Copy out every one of the records below word for word, line by line, leaving out the pictures.

-- Provided entries --
--- --- ---

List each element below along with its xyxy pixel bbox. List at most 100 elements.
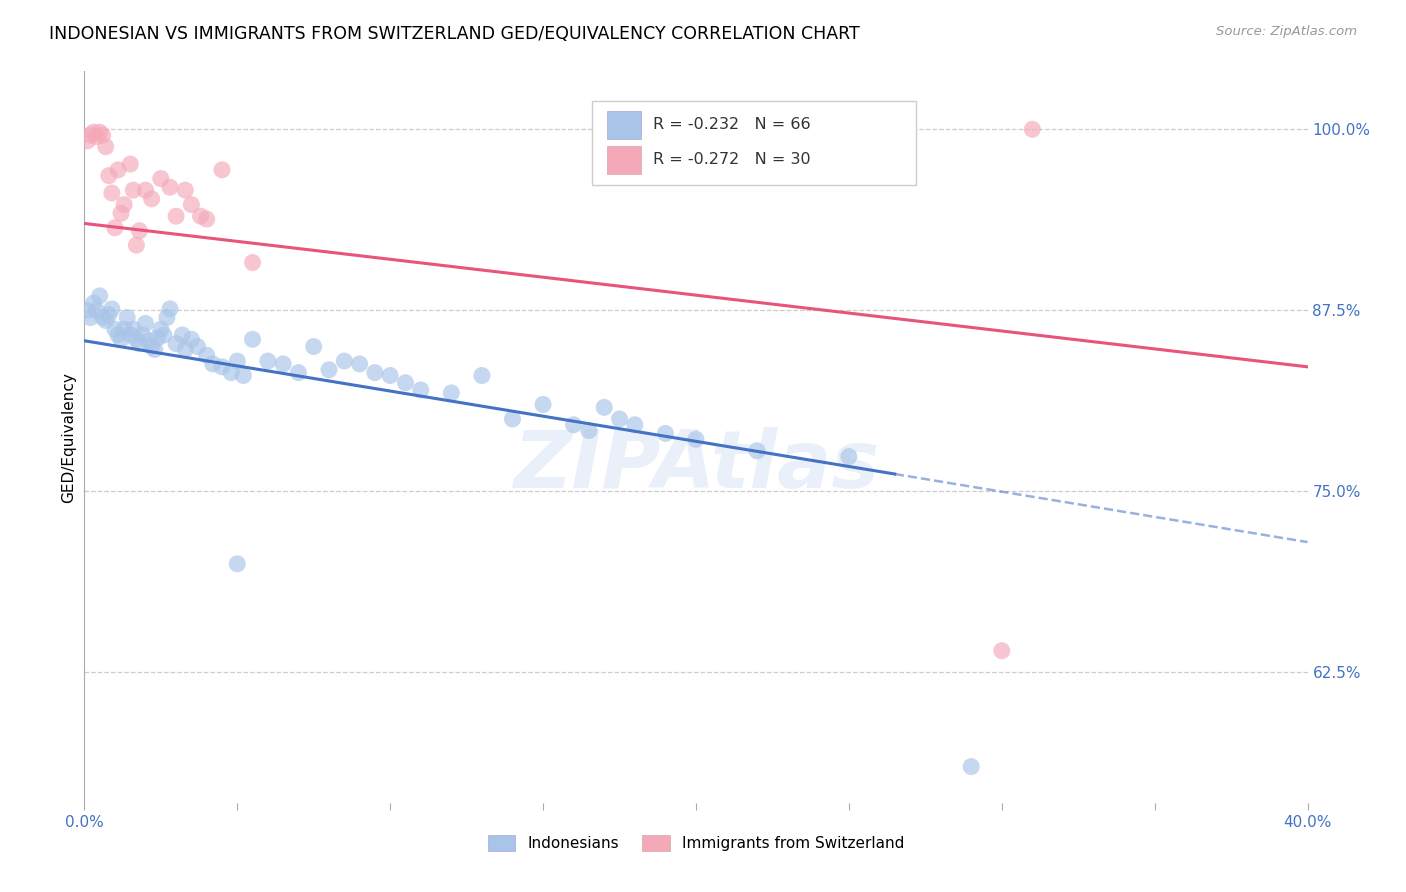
Point [624,417,647,432]
Point [79,310,101,325]
Point [131,328,153,343]
Point [83,296,105,310]
Point [135,183,157,197]
Point [94,139,117,153]
Point [146,331,169,345]
Point [141,192,163,206]
Point [578,424,600,438]
Point [107,328,129,343]
Point [747,443,769,458]
Point [287,366,309,380]
Point [97,169,120,183]
Point [101,301,124,316]
Point [685,432,707,446]
Point [257,354,280,368]
Point [91,310,114,325]
Point [242,255,264,269]
Text: R = -0.232   N = 66: R = -0.232 N = 66 [654,117,811,132]
Point [394,376,416,390]
Point [180,332,202,346]
Point [960,759,983,773]
Legend: Indonesians, Immigrants from Switzerland: Indonesians, Immigrants from Switzerland [482,830,910,857]
Point [115,310,138,325]
Point [101,186,124,200]
Point [211,359,233,374]
Point [593,401,616,415]
Point [122,183,145,197]
Text: ZIPAtlas: ZIPAtlas [513,427,879,506]
Point [86,303,108,318]
Point [364,366,387,380]
Point [333,354,356,368]
Point [219,366,242,380]
Point [226,557,249,571]
Point [86,129,108,144]
Text: INDONESIAN VS IMMIGRANTS FROM SWITZERLAND GED/EQUIVALENCY CORRELATION CHART: INDONESIAN VS IMMIGRANTS FROM SWITZERLAN… [49,25,860,43]
Point [110,206,132,220]
Point [112,197,135,211]
FancyBboxPatch shape [606,146,641,174]
Point [159,180,181,194]
Point [83,125,105,139]
Point [195,212,218,227]
Point [153,328,176,343]
Point [195,348,218,362]
Point [76,134,98,148]
Point [112,322,135,336]
Point [159,301,181,316]
Point [531,397,554,411]
Point [838,450,860,464]
Point [120,157,142,171]
Point [122,322,145,336]
Point [471,368,494,383]
Point [201,357,224,371]
Point [502,412,524,426]
Point [104,220,127,235]
Point [190,209,212,223]
Point [149,171,172,186]
Point [654,426,676,441]
FancyBboxPatch shape [606,111,641,138]
Point [125,332,148,346]
Point [180,197,202,211]
Point [79,128,101,142]
Point [141,340,163,354]
Point [107,162,129,177]
Point [562,417,585,432]
Point [440,385,463,400]
Point [226,354,249,368]
Point [609,412,631,426]
Point [318,362,340,376]
Point [174,343,197,357]
Point [94,313,117,327]
Point [349,357,371,371]
Point [143,343,166,357]
FancyBboxPatch shape [592,101,917,185]
Point [128,224,150,238]
Point [97,308,120,322]
Text: R = -0.272   N = 30: R = -0.272 N = 30 [654,153,811,168]
Point [76,303,98,318]
Point [128,336,150,351]
Y-axis label: GED/Equivalency: GED/Equivalency [60,372,76,502]
Point [991,644,1014,658]
Point [120,328,142,343]
Point [409,383,432,397]
Point [110,332,132,346]
Point [135,317,157,331]
Point [125,238,148,252]
Point [211,162,233,177]
Point [380,368,402,383]
Point [138,334,160,348]
Text: Source: ZipAtlas.com: Source: ZipAtlas.com [1216,25,1357,38]
Point [149,322,172,336]
Point [165,336,187,351]
Point [104,322,127,336]
Point [271,357,294,371]
Point [89,125,111,139]
Point [232,368,254,383]
Point [165,209,187,223]
Point [156,310,179,325]
Point [89,289,111,303]
Point [242,332,264,346]
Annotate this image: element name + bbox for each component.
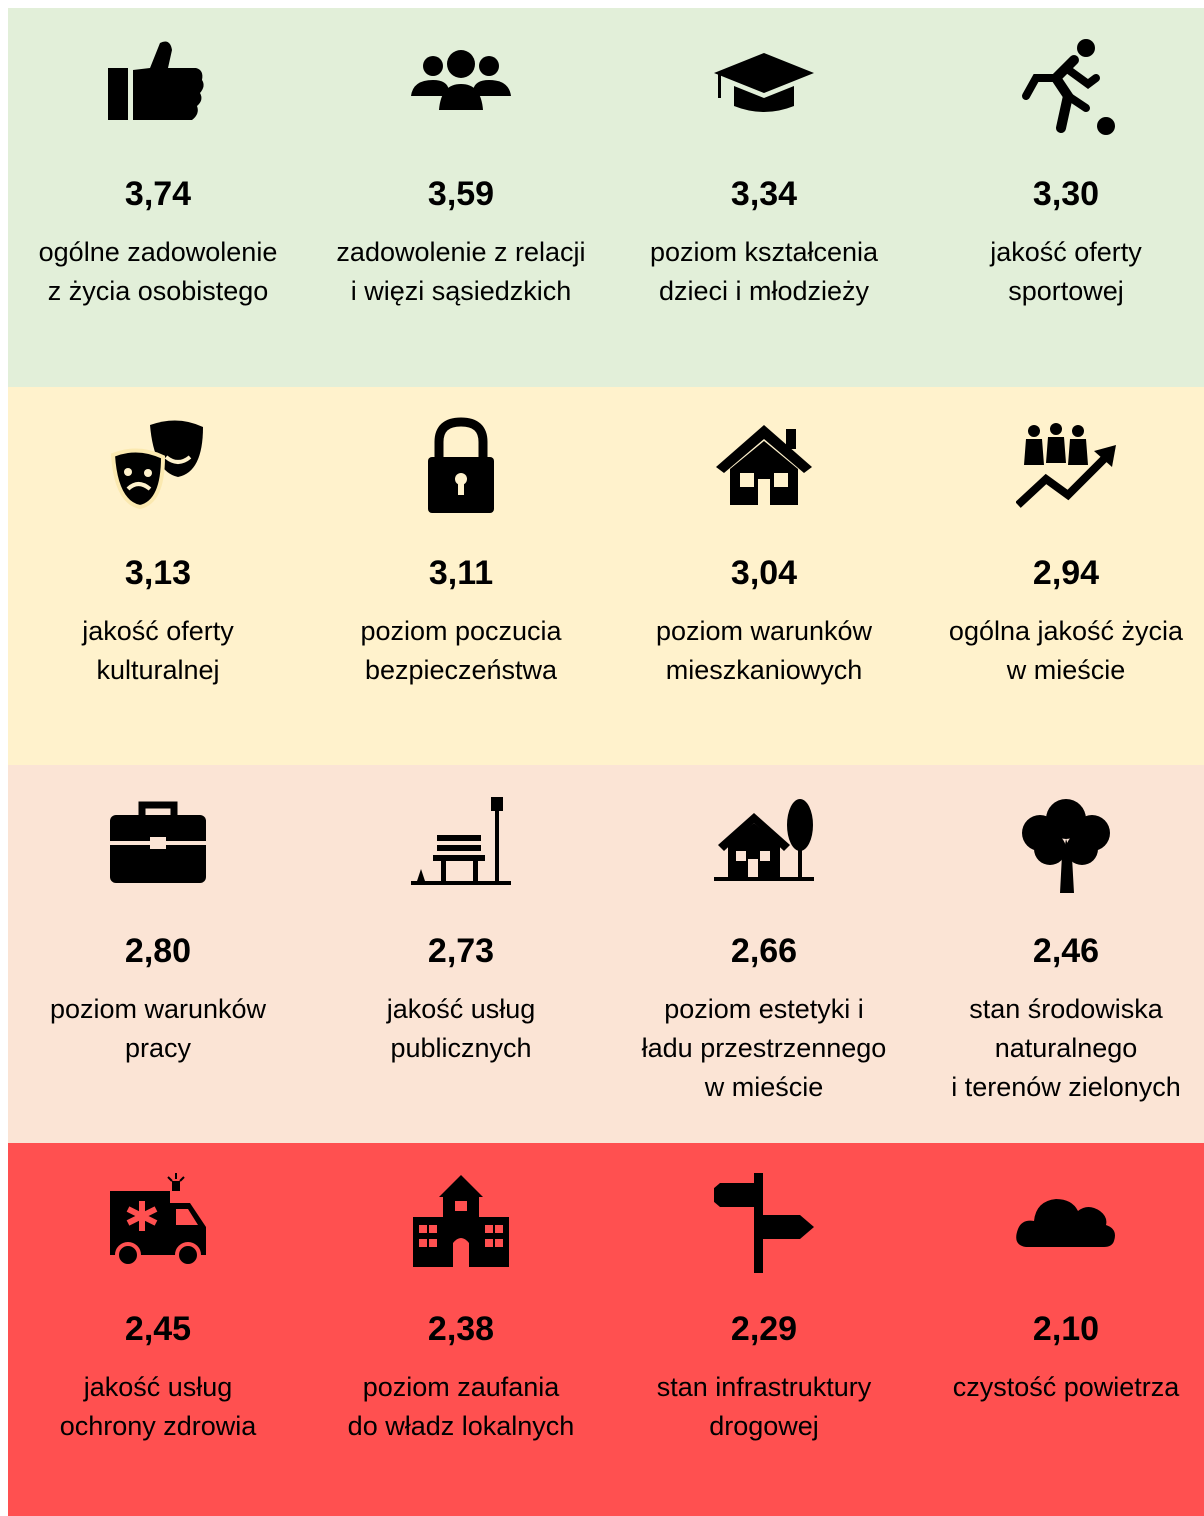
tile-label: poziom estetyki i xyxy=(664,994,864,1024)
tile-label: dzieci i młodzieży xyxy=(659,276,870,306)
score: 2,94 xyxy=(1033,554,1099,592)
tile-label: do władz lokalnych xyxy=(348,1411,575,1441)
band xyxy=(8,8,1204,387)
tile-label: poziom zaufania xyxy=(363,1372,561,1402)
tile-label: bezpieczeństwa xyxy=(365,655,558,685)
tile-label: sportowej xyxy=(1008,276,1124,306)
icon xyxy=(110,805,206,883)
tile-label: ogólne zadowolenie xyxy=(39,237,278,267)
tile-label: i więzi sąsiedzkich xyxy=(351,276,572,306)
score: 2,66 xyxy=(731,932,797,970)
score: 2,80 xyxy=(125,932,191,970)
tile-label: w mieście xyxy=(704,1072,824,1102)
tile-label: drogowej xyxy=(709,1411,819,1441)
tile-label: ochrony zdrowia xyxy=(60,1411,258,1441)
tile-label: kulturalnej xyxy=(96,655,219,685)
tile-label: poziom warunków xyxy=(656,616,873,646)
band xyxy=(8,765,1204,1143)
tile-label: jakość oferty xyxy=(989,237,1142,267)
tile-label: poziom warunków xyxy=(50,994,267,1024)
tile-label: poziom poczucia xyxy=(360,616,562,646)
tile-label: jakość usług xyxy=(386,994,536,1024)
score: 3,30 xyxy=(1033,175,1099,213)
tile-label: stan środowiska xyxy=(969,994,1164,1024)
score: 3,11 xyxy=(429,554,493,592)
score: 2,45 xyxy=(125,1310,191,1348)
score: 2,29 xyxy=(731,1310,797,1348)
score: 2,46 xyxy=(1033,932,1099,970)
tile-label: mieszkaniowych xyxy=(666,655,863,685)
score: 3,13 xyxy=(125,554,191,592)
tile-label: poziom kształcenia xyxy=(650,237,879,267)
tile-label: publicznych xyxy=(390,1033,531,1063)
tile-label: ładu przestrzennego xyxy=(642,1033,887,1063)
tile-label: jakość oferty xyxy=(81,616,234,646)
tile-label: naturalnego xyxy=(995,1033,1138,1063)
tile-label: jakość usług xyxy=(83,1372,233,1402)
tile-label: z życia osobistego xyxy=(48,276,269,306)
score: 3,59 xyxy=(428,175,494,213)
score: 3,74 xyxy=(125,175,191,213)
tile-label: zadowolenie z relacji xyxy=(336,237,585,267)
tile-label: czystość powietrza xyxy=(953,1372,1181,1402)
score: 3,04 xyxy=(731,554,797,592)
score: 2,73 xyxy=(428,932,494,970)
tile-label: pracy xyxy=(125,1033,192,1063)
tile-label: i terenów zielonych xyxy=(951,1072,1181,1102)
tile-label: ogólna jakość życia xyxy=(949,616,1184,646)
score: 3,34 xyxy=(731,175,797,213)
score: 2,38 xyxy=(428,1310,494,1348)
tile-label: stan infrastruktury xyxy=(657,1372,872,1402)
score: 2,10 xyxy=(1033,1310,1099,1348)
band xyxy=(8,1143,1204,1516)
band xyxy=(8,387,1204,765)
tile-label: w mieście xyxy=(1006,655,1126,685)
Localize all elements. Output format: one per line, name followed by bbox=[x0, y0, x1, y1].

--- --- ---

-- Solution for this exercise --
List each element below along with its xyxy pixel bbox. List at most 100 elements.
Point [624,417,647,432]
Point [79,310,101,325]
Point [131,328,153,343]
Point [83,296,105,310]
Point [135,183,157,197]
Point [94,139,117,153]
Point [146,331,169,345]
Point [141,192,163,206]
Point [578,424,600,438]
Point [107,328,129,343]
Point [747,443,769,458]
Point [287,366,309,380]
Point [97,169,120,183]
Point [101,301,124,316]
Point [685,432,707,446]
Point [257,354,280,368]
Point [91,310,114,325]
Point [242,255,264,269]
Text: R = -0.232   N = 66: R = -0.232 N = 66 [654,117,811,132]
Point [394,376,416,390]
Point [180,332,202,346]
Point [960,759,983,773]
Legend: Indonesians, Immigrants from Switzerland: Indonesians, Immigrants from Switzerland [482,830,910,857]
Point [115,310,138,325]
Point [101,186,124,200]
Point [211,359,233,374]
Point [593,401,616,415]
Point [122,183,145,197]
Text: ZIPAtlas: ZIPAtlas [513,427,879,506]
Point [86,303,108,318]
Point [364,366,387,380]
Point [333,354,356,368]
Point [219,366,242,380]
Point [226,557,249,571]
Point [86,129,108,144]
Text: INDONESIAN VS IMMIGRANTS FROM SWITZERLAND GED/EQUIVALENCY CORRELATION CHART: INDONESIAN VS IMMIGRANTS FROM SWITZERLAN… [49,25,860,43]
Point [110,206,132,220]
Point [112,197,135,211]
FancyBboxPatch shape [606,146,641,174]
Point [159,180,181,194]
Point [83,125,105,139]
Point [195,212,218,227]
Point [153,328,176,343]
Point [195,348,218,362]
Point [76,134,98,148]
Point [112,322,135,336]
Point [159,301,181,316]
Point [531,397,554,411]
Point [838,450,860,464]
Point [120,157,142,171]
Point [122,322,145,336]
Point [471,368,494,383]
Point [201,357,224,371]
Point [502,412,524,426]
Point [104,220,127,235]
Point [190,209,212,223]
Point [149,171,172,186]
Point [654,426,676,441]
FancyBboxPatch shape [606,111,641,138]
Point [125,332,148,346]
Point [180,197,202,211]
Point [79,128,101,142]
Point [141,340,163,354]
Point [107,162,129,177]
Point [562,417,585,432]
Point [440,385,463,400]
Point [226,354,249,368]
Point [609,412,631,426]
Point [318,362,340,376]
Point [174,343,197,357]
Point [94,313,117,327]
Point [349,357,371,371]
Point [143,343,166,357]
FancyBboxPatch shape [592,101,917,185]
Point [128,224,150,238]
Point [97,308,120,322]
Text: R = -0.272   N = 30: R = -0.272 N = 30 [654,153,811,168]
Point [76,303,98,318]
Point [128,336,150,351]
Y-axis label: GED/Equivalency: GED/Equivalency [60,372,76,502]
Point [991,644,1014,658]
Point [120,328,142,343]
Point [409,383,432,397]
Point [110,332,132,346]
Point [135,317,157,331]
Point [125,238,148,252]
Point [211,162,233,177]
Point [380,368,402,383]
Point [138,334,160,348]
Text: Source: ZipAtlas.com: Source: ZipAtlas.com [1216,25,1357,38]
Point [149,322,172,336]
Point [165,336,187,351]
Point [104,322,127,336]
Point [271,357,294,371]
Point [89,125,111,139]
Point [232,368,254,383]
Point [165,209,187,223]
Point [156,310,179,325]
Point [89,289,111,303]
Point [242,332,264,346]
Annotate this image: element name + bbox for each component.
tile-label: poziom estetyki i xyxy=(664,994,864,1024)
tile-label: dzieci i młodzieży xyxy=(659,276,870,306)
score: 2,94 xyxy=(1033,554,1099,592)
tile-label: do władz lokalnych xyxy=(348,1411,575,1441)
band xyxy=(8,8,1204,387)
tile-label: poziom zaufania xyxy=(363,1372,561,1402)
tile-label: bezpieczeństwa xyxy=(365,655,558,685)
tile-label: sportowej xyxy=(1008,276,1124,306)
icon xyxy=(110,805,206,883)
tile-label: ogólne zadowolenie xyxy=(39,237,278,267)
tile-label: i więzi sąsiedzkich xyxy=(351,276,572,306)
score: 2,66 xyxy=(731,932,797,970)
score: 2,80 xyxy=(125,932,191,970)
tile-label: w mieście xyxy=(704,1072,824,1102)
tile-label: drogowej xyxy=(709,1411,819,1441)
tile-label: ochrony zdrowia xyxy=(60,1411,258,1441)
tile-label: kulturalnej xyxy=(96,655,219,685)
tile-label: poziom warunków xyxy=(656,616,873,646)
band xyxy=(8,765,1204,1143)
tile-label: jakość oferty xyxy=(989,237,1142,267)
tile-label: poziom warunków xyxy=(50,994,267,1024)
tile-label: poziom poczucia xyxy=(360,616,562,646)
tile-label: jakość usług xyxy=(386,994,536,1024)
score: 3,30 xyxy=(1033,175,1099,213)
tile-label: stan środowiska xyxy=(969,994,1164,1024)
score: 3,11 xyxy=(429,554,493,592)
score: 2,45 xyxy=(125,1310,191,1348)
score: 2,29 xyxy=(731,1310,797,1348)
score: 2,46 xyxy=(1033,932,1099,970)
tile-label: mieszkaniowych xyxy=(666,655,863,685)
score: 3,13 xyxy=(125,554,191,592)
tile-label: poziom kształcenia xyxy=(650,237,879,267)
tile-label: publicznych xyxy=(390,1033,531,1063)
tile-label: ładu przestrzennego xyxy=(642,1033,887,1063)
tile-label: jakość oferty xyxy=(81,616,234,646)
tile-label: naturalnego xyxy=(995,1033,1138,1063)
tile-label: jakość usług xyxy=(83,1372,233,1402)
tile-label: z życia osobistego xyxy=(48,276,269,306)
score: 3,59 xyxy=(428,175,494,213)
score: 3,74 xyxy=(125,175,191,213)
tile-label: zadowolenie z relacji xyxy=(336,237,585,267)
tile-label: czystość powietrza xyxy=(953,1372,1181,1402)
score: 3,04 xyxy=(731,554,797,592)
score: 2,73 xyxy=(428,932,494,970)
tile-label: pracy xyxy=(125,1033,192,1063)
tile-label: i terenów zielonych xyxy=(951,1072,1181,1102)
tile-label: ogólna jakość życia xyxy=(949,616,1184,646)
score: 3,34 xyxy=(731,175,797,213)
score: 2,38 xyxy=(428,1310,494,1348)
tile-label: stan infrastruktury xyxy=(657,1372,872,1402)
score: 2,10 xyxy=(1033,1310,1099,1348)
band xyxy=(8,1143,1204,1516)
band xyxy=(8,387,1204,765)
tile-label: w mieście xyxy=(1006,655,1126,685)
Localize all elements. Output format: one per line, name followed by bbox=[x0, y0, x1, y1].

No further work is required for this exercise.